- _Recorded data_:

** BEGIN **

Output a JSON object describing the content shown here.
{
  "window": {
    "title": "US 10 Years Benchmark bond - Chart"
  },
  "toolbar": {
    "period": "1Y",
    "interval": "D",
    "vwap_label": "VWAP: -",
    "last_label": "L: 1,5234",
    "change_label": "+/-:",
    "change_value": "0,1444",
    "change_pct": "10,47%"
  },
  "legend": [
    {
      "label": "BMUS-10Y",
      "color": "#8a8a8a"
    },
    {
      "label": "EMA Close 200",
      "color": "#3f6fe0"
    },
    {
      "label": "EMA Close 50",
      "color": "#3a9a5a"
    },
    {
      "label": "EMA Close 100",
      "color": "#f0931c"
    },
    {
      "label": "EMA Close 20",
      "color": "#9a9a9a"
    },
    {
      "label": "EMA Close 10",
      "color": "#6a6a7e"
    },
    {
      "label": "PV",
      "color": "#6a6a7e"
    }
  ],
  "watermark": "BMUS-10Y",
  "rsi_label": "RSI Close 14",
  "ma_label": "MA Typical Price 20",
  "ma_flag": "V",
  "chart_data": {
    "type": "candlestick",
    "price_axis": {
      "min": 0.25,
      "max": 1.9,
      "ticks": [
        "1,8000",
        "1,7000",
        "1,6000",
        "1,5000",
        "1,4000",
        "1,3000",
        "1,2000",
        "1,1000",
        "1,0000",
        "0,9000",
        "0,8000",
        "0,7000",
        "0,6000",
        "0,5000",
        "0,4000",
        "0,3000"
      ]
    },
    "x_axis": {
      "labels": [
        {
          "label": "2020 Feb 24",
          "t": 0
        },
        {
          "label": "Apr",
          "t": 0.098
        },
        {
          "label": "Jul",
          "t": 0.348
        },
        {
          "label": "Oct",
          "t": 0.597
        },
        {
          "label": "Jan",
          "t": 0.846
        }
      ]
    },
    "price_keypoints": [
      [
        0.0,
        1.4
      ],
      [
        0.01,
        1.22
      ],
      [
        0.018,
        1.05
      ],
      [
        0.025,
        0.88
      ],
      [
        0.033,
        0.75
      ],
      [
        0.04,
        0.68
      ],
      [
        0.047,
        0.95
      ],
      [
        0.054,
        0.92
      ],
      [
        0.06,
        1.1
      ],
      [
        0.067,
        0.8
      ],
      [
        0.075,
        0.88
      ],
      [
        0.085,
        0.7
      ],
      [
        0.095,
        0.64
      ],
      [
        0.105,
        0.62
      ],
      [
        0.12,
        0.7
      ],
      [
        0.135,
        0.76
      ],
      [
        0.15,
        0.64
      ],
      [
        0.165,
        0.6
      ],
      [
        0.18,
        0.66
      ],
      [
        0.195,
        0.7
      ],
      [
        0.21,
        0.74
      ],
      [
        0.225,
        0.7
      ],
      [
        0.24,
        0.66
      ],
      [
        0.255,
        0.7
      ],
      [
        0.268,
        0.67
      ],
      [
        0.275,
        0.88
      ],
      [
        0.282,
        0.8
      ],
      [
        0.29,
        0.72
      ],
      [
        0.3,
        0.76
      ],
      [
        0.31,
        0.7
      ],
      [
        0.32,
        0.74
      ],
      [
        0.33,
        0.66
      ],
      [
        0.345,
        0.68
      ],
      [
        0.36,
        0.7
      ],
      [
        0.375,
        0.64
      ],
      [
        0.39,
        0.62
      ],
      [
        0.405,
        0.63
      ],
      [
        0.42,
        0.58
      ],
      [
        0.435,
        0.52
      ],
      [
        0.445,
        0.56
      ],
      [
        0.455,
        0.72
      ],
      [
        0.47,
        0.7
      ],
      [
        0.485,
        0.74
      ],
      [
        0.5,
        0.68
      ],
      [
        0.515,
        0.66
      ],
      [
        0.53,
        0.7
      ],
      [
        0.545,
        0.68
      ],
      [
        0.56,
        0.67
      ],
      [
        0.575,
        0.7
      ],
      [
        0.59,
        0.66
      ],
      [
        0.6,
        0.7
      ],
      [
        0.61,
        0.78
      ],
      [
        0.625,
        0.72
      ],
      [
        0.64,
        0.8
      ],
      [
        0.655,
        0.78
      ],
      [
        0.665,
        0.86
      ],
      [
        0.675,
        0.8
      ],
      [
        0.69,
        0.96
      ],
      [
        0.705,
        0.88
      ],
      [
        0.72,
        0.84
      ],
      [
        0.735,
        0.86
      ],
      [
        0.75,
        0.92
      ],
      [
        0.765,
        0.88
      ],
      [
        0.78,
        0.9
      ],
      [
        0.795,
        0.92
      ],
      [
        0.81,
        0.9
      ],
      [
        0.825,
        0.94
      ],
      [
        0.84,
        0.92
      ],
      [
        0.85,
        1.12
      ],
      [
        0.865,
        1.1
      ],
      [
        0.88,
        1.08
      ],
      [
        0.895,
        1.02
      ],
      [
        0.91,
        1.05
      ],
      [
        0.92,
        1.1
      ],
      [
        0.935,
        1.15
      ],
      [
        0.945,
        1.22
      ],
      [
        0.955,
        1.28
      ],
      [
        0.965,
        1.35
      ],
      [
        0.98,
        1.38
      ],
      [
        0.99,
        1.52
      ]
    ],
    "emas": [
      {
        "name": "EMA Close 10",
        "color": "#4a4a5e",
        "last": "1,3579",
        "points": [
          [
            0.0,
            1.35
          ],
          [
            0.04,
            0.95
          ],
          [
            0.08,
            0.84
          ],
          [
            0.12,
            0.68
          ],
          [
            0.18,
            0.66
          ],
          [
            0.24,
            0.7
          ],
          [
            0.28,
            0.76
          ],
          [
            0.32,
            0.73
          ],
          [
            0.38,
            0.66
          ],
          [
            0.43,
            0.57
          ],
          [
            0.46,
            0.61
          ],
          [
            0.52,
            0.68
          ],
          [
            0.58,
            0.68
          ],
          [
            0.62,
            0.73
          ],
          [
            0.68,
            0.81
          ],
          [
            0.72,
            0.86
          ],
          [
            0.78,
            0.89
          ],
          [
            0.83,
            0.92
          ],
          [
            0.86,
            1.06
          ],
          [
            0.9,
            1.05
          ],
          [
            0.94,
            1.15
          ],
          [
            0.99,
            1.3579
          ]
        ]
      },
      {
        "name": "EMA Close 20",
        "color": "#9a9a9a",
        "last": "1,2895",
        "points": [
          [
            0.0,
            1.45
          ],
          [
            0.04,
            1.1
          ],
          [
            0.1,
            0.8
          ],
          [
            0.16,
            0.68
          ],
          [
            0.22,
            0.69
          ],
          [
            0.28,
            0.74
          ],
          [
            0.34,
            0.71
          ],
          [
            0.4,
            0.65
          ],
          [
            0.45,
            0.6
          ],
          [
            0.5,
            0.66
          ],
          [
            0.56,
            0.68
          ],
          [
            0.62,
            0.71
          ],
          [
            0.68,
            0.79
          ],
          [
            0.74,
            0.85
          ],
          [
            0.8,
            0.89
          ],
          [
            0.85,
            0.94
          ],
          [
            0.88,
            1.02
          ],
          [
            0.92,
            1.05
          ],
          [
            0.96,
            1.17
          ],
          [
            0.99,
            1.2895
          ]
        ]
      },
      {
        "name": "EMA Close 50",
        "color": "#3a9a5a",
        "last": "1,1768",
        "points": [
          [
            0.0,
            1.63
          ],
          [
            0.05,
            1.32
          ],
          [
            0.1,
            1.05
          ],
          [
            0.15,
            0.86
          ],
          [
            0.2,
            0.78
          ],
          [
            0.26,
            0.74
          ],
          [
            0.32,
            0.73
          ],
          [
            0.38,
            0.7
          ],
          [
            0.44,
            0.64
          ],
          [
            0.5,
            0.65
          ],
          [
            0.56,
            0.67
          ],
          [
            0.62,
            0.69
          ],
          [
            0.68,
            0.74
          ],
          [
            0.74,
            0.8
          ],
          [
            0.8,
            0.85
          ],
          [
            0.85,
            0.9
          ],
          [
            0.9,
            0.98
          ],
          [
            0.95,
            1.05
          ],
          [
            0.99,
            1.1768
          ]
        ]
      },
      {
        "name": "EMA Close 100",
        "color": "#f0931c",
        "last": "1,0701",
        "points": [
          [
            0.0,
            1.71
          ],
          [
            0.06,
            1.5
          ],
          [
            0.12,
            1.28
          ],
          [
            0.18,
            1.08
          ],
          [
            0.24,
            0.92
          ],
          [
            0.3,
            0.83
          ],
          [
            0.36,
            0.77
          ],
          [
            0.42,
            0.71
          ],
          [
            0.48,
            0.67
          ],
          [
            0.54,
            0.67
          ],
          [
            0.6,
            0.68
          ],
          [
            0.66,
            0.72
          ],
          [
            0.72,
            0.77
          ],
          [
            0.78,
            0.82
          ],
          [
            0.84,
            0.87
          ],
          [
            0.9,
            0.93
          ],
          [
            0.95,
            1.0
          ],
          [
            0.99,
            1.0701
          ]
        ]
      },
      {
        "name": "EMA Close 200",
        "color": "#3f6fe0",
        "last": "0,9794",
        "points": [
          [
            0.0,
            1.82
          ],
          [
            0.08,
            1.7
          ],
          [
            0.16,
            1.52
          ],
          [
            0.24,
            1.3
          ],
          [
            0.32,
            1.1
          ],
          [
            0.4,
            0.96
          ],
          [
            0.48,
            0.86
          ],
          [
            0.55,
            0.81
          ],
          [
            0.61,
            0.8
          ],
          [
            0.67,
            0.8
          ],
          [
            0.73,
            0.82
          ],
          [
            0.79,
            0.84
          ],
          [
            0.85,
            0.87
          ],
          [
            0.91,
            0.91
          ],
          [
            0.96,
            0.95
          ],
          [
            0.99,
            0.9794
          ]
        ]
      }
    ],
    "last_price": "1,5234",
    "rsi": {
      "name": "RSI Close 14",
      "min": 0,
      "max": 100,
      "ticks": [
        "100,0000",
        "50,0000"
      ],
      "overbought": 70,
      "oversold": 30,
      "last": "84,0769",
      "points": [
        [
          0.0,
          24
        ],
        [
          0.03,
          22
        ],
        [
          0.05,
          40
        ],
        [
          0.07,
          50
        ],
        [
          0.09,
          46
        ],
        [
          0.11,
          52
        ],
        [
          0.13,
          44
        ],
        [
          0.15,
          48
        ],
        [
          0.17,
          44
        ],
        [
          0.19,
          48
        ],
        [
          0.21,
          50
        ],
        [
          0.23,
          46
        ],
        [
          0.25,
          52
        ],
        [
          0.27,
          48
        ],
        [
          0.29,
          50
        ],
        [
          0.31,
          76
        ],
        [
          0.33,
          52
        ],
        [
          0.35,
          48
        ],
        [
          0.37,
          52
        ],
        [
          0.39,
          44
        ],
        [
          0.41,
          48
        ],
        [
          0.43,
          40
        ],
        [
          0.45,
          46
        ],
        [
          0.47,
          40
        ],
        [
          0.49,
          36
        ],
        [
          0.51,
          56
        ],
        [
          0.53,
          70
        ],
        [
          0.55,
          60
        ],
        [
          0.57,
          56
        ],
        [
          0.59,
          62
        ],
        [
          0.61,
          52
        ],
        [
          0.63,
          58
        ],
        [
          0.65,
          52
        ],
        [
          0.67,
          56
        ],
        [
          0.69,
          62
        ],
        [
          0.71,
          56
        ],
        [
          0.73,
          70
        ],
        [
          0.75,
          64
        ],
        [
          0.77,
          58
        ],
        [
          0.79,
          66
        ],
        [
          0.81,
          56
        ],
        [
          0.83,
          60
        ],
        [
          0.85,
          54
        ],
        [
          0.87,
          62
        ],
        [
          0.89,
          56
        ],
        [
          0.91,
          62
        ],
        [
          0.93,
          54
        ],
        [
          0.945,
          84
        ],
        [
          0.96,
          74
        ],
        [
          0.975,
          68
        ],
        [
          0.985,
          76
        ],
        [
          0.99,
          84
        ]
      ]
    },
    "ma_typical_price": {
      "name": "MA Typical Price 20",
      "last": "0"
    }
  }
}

** END **

- _Directions for this task_: Extract every line that has the string "Close" in it.

- _In response_:
      "label": "EMA Close 200",
      "label": "EMA Close 50",
      "label": "EMA Close 100",
      "label": "EMA Close 20",
      "label": "EMA Close 10",
  "rsi_label": "RSI Close 14",
        "name": "EMA Close 10",
        "name": "EMA Close 20",
        "name": "EMA Close 50",
        "name": "EMA Close 100",
        "name": "EMA Close 200",
      "name": "RSI Close 14",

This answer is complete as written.